### QUOTED TEXT

Hometown: Bethel, Connecticut after a short stint in Maryland

Current Town: Queens, NY

Q: What are you working on now?

A: This past year I had a playwright residency with fellow writer Eric Holmes and curator (writer) Les Hunter at LaGuardia Performing Arts Center in Long Island City.

I wrote a new full length play entitled Surrender.

Usually you get one reading of a play, but we had three staged readings, one after the other, which gave me time to really hear and experience the play and do a few rewrites in between, especially in regards to the ending.

In November I’ll have a workshop production again at LPAC and so I’m working on more expansive revisions.

Surrender is a dystopic play that I imagine in a future/parallel world after there’s been an information sharing burst/crash and a society that evolves/devolves out of it. The characters and audience exist in a world maintained by The Administration’s Protection Policy. We follow the main character D Thomson who works as a Reporter of Loss and Recovery. She helps to track and share what we hold most dear. But she’s been doing her job too long…

Q: What else are you working on?

A: I’m connecting the dots.

I’ve been exploring intimate theater/immersive interactive experiences/moments of return. My frequent collaborator, Sarah Murphy and I are playing with a Words, Words, Words project that has had many iterations – from an interactive performance in a sculpture park in the Hamptons, to online Literary Valentines – recommending books and arranging bibliophile penpals to sending and receiving postcards to//from friends and strangers on Governors Island. GI is a fascination of mine, even more so when I learned that my great grandparents met there in 1900. I’m going to write something that plays with their story. I have his military and court martial record (he was in jail on the island). She was a servant/cook newly emigrated from Ireland.

######
### EXTRACTED RECORDS

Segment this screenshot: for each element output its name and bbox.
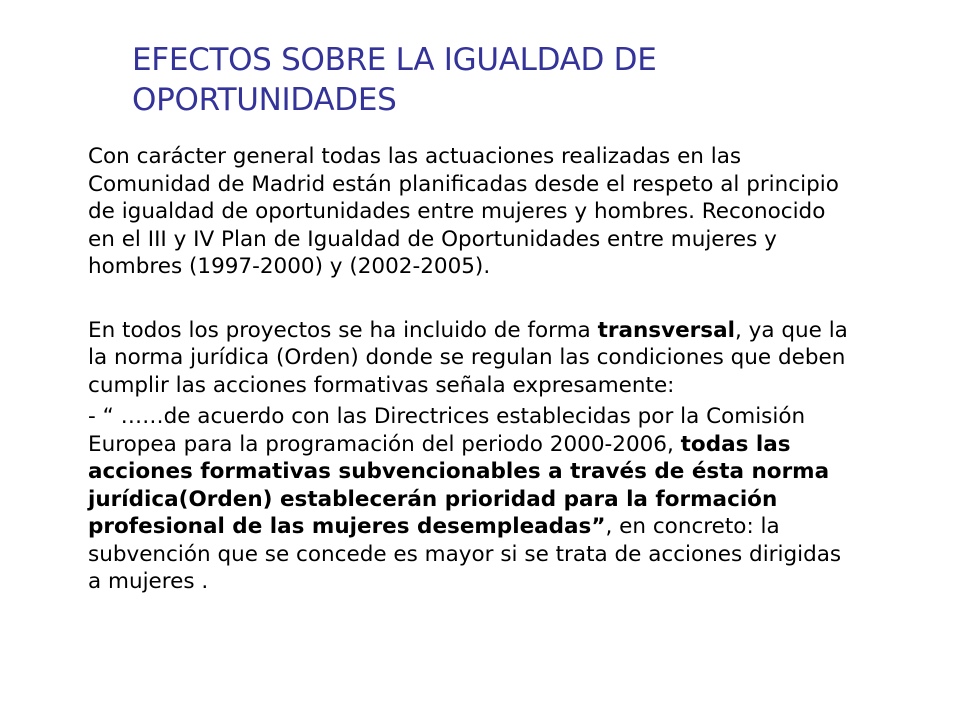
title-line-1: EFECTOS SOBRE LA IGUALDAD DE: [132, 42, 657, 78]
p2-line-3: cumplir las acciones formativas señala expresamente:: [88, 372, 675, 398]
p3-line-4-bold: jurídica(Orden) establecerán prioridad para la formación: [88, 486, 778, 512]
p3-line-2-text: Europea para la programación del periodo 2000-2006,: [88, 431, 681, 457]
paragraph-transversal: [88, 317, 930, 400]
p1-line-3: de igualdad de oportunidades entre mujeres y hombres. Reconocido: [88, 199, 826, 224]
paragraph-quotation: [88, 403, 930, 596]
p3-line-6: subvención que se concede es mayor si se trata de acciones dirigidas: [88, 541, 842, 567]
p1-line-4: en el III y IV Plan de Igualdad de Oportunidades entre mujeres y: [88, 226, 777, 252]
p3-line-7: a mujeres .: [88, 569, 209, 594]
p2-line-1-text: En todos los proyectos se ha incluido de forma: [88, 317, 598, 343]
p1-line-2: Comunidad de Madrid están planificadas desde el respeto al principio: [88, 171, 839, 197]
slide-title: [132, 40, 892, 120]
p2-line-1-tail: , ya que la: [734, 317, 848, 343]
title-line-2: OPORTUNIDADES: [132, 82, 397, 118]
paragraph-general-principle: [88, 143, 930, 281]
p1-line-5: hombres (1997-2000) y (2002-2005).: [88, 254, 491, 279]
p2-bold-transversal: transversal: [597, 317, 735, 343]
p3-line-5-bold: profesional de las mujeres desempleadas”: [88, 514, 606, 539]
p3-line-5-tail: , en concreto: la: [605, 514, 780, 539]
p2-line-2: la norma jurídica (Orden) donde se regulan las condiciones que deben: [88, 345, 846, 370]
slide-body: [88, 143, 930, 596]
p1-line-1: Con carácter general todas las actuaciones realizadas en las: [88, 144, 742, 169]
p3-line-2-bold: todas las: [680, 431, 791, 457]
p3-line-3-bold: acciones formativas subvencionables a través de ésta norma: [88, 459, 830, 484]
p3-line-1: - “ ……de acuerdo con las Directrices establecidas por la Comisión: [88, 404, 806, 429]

######

__TO-DO LIST__:
• 1. In the playwright interview, what job does D Thomson, the main character of Surrender, hold?
• 2. Carry on the playwright interview from its last sentence.

__EXPECTED ANSWERS__:
• 1. She works as a Reporter of Loss and Recovery.

• 2.
I’m also writing 3 short narratives for videos for the new Civil Rights Museum in Atlanta.

I’m posing for a painting inspired by John Alexander White’s The Repose (on view at the MET) for my friend the painter Elizabeth Beard. We talk art, process, life while working – it’s fun to be a muse.

Soon, I’ll be helping re-imagine the Jackson Heights Trilogy with Theatre 167 and director Ari Laura Kreith for a site-specific experience for the Queens Museum of Art’s Queens International.

And there are other things cooking, some with artist Phoebe Joel…some of my own projects that I’ve kept in the crockpot simmering simmering simmering and now need to be served.

Q: Tell me, if you will, a story from your childhood that explains who you are as a writer or as a person.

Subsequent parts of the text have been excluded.